Records for this task
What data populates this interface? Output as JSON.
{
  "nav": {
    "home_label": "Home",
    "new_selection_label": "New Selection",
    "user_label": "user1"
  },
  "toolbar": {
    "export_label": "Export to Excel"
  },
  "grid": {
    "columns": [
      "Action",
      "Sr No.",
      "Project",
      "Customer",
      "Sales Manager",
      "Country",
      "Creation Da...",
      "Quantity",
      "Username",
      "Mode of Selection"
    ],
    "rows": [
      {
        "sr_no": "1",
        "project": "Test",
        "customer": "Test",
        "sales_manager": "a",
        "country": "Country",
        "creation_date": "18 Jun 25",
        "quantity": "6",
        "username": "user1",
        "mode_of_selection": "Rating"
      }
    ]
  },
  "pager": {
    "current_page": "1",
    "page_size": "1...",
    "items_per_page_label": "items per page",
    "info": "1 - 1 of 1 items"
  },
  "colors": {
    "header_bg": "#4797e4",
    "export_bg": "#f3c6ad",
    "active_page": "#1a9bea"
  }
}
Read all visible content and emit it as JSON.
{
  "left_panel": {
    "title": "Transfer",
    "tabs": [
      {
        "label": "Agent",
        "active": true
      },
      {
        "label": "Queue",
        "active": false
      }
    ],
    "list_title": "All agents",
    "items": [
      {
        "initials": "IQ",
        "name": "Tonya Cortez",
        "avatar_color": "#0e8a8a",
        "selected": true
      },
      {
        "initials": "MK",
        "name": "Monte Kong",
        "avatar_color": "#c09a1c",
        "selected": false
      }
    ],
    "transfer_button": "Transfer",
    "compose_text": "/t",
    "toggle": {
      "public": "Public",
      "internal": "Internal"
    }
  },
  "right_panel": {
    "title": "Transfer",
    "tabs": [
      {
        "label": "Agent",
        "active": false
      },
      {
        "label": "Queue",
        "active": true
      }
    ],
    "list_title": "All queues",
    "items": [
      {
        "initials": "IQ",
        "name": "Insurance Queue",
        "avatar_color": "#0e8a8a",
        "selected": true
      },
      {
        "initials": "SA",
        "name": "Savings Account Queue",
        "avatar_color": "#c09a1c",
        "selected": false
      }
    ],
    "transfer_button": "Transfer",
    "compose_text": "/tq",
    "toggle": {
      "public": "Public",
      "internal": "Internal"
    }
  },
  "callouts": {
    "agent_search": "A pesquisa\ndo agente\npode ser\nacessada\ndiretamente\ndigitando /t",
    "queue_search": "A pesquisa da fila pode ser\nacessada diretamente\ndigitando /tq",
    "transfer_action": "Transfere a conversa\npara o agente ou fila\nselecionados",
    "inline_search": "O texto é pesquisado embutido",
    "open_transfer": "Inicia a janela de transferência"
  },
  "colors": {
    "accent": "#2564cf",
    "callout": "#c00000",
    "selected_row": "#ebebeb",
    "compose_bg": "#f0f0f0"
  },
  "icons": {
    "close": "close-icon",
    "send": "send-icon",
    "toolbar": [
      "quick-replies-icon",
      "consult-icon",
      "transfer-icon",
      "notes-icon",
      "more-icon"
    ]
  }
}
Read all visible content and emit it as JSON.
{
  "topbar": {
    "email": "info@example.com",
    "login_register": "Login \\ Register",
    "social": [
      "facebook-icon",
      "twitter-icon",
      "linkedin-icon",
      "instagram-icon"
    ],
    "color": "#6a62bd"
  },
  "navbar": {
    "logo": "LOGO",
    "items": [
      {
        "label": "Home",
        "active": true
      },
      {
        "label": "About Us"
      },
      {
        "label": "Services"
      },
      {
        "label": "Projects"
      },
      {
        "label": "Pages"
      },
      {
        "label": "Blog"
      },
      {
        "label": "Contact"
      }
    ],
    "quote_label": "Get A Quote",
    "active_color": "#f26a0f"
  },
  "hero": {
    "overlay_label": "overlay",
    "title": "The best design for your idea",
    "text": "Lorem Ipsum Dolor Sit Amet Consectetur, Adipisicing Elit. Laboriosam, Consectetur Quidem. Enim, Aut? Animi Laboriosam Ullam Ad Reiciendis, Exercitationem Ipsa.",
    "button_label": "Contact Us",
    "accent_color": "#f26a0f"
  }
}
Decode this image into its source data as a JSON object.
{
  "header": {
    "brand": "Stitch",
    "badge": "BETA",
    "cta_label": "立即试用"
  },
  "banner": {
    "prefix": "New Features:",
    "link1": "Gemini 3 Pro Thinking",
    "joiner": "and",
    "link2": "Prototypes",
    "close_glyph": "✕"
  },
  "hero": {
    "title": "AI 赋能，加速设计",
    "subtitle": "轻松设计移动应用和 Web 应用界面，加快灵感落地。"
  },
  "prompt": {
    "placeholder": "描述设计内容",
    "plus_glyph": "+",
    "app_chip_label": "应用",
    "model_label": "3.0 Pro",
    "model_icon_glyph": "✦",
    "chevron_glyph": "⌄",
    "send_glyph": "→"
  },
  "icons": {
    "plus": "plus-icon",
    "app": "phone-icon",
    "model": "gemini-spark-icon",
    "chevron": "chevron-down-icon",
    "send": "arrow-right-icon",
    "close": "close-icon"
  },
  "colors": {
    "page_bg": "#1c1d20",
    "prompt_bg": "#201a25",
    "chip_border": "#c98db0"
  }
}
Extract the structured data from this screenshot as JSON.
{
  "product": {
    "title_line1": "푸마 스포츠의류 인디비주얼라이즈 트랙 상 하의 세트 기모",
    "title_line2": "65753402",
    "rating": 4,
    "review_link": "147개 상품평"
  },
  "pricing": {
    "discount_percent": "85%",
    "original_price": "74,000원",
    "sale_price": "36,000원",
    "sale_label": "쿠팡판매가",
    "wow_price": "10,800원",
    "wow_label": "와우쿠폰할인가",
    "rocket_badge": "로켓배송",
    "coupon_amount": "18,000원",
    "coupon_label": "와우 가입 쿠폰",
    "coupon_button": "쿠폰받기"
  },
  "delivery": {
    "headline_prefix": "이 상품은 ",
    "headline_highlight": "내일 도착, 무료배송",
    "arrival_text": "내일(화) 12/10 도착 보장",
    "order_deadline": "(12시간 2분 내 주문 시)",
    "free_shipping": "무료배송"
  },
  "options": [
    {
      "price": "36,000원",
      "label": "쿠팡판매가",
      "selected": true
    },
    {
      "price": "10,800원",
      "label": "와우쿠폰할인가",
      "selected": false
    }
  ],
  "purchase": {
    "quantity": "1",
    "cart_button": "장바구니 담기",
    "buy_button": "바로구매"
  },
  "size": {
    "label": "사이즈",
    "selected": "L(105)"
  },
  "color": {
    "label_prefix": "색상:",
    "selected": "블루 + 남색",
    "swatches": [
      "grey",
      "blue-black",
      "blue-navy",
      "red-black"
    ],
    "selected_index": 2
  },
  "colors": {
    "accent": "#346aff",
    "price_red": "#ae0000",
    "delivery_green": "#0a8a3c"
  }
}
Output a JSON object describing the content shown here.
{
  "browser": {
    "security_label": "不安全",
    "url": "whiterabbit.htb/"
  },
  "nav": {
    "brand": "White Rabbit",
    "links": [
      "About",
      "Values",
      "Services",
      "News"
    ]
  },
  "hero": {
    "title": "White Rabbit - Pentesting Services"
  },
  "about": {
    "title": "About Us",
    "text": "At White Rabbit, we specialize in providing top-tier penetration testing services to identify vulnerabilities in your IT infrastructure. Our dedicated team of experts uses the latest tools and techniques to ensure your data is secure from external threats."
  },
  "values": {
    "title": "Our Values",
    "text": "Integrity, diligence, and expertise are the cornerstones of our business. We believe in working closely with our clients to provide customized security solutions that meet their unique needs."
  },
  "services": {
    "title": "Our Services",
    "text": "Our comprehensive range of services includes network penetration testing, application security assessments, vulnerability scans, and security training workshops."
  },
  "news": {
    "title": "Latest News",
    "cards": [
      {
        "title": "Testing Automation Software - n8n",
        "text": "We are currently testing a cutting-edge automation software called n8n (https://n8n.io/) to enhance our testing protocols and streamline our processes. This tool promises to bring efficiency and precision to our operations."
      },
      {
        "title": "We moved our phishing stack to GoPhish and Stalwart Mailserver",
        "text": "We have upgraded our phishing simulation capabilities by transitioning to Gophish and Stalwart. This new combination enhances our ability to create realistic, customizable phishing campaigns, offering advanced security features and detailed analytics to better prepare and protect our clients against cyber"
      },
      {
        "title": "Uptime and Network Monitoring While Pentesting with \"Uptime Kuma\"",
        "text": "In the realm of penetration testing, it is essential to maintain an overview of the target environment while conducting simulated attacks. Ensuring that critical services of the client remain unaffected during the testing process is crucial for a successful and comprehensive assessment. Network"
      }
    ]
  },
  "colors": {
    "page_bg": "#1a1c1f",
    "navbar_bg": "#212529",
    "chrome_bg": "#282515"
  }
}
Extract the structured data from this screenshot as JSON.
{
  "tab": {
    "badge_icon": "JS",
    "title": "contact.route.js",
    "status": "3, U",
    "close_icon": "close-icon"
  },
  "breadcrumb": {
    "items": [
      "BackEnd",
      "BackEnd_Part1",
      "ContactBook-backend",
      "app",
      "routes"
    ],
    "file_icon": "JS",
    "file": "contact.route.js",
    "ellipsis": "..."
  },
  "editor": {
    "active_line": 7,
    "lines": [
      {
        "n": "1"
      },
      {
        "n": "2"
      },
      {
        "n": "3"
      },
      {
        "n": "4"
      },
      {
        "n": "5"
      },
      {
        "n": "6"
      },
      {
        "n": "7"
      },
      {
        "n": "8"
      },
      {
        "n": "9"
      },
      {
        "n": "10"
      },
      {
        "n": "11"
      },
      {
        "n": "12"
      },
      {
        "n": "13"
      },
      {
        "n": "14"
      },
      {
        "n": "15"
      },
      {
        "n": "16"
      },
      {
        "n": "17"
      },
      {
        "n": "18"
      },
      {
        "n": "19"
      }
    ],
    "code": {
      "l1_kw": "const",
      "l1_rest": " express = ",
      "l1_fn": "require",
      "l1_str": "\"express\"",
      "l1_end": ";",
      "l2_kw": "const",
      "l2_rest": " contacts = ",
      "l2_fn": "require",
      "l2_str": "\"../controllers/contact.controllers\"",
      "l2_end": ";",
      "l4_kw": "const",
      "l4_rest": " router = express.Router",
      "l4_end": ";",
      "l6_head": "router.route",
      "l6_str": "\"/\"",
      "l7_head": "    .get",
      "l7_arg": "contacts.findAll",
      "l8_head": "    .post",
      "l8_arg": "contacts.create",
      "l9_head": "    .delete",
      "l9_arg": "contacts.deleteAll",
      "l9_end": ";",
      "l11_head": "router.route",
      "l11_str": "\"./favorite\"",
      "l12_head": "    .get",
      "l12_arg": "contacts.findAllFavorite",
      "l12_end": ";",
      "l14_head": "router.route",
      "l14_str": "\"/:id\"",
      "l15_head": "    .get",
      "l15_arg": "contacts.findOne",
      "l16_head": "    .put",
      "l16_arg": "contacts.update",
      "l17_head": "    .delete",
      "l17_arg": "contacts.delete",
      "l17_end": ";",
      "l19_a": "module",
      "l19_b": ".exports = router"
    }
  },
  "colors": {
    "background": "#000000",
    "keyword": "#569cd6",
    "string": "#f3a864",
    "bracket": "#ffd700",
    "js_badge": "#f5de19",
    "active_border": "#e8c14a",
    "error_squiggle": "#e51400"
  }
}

Problem to solve
Pick out the lines that have the word "initials". Copy them all.

Exercise solution
        "initials": "IQ",
        "initials": "MK",
        "initials": "IQ",
        "initials": "SA",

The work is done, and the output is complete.